Exercise aim:
Write out the data below in full, unchanged, minus the images.

[start]

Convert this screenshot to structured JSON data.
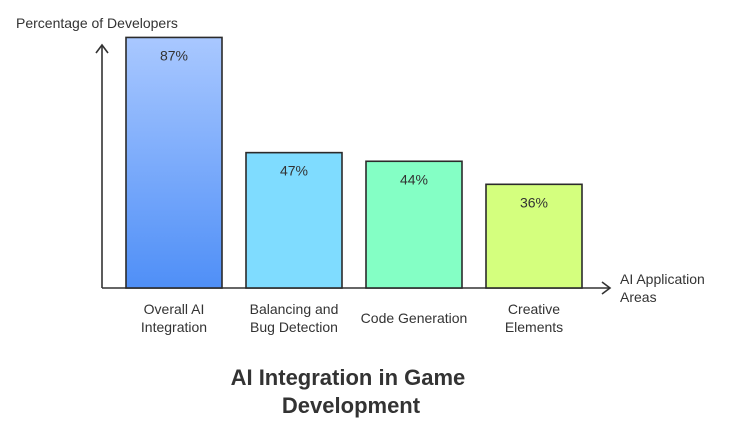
{
  "chart_data": {
    "type": "bar",
    "title": "AI Integration in Game Development",
    "ylabel": "Percentage of Developers",
    "xlabel": "AI Application Areas",
    "categories": [
      "Overall AI Integration",
      "Balancing and Bug Detection",
      "Code Generation",
      "Creative Elements"
    ],
    "values": [
      87,
      47,
      44,
      36
    ],
    "value_labels": [
      "87%",
      "47%",
      "44%",
      "36%"
    ],
    "ylim": [
      0,
      100
    ],
    "grid": false,
    "bar_colors": [
      {
        "top": "#a9c8ff",
        "bottom": "#4f8ff7"
      },
      {
        "top": "#7fdcff",
        "bottom": "#7fdcff"
      },
      {
        "top": "#84ffc5",
        "bottom": "#84ffc5"
      },
      {
        "top": "#d4ff7e",
        "bottom": "#d4ff7e"
      }
    ]
  }
}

[end]

Solution to the problem:
Convert this screenshot to structured JSON data.
{
  "chart_data": {
    "type": "bar",
    "title": "AI Integration in Game Development",
    "ylabel": "Percentage of Developers",
    "xlabel": "AI Application Areas",
    "categories": [
      "Overall AI Integration",
      "Balancing and Bug Detection",
      "Code Generation",
      "Creative Elements"
    ],
    "values": [
      87,
      47,
      44,
      36
    ],
    "value_labels": [
      "87%",
      "47%",
      "44%",
      "36%"
    ],
    "ylim": [
      0,
      100
    ],
    "grid": false,
    "bar_colors": [
      {
        "top": "#a9c8ff",
        "bottom": "#4f8ff7"
      },
      {
        "top": "#7fdcff",
        "bottom": "#7fdcff"
      },
      {
        "top": "#84ffc5",
        "bottom": "#84ffc5"
      },
      {
        "top": "#d4ff7e",
        "bottom": "#d4ff7e"
      }
    ]
  }
}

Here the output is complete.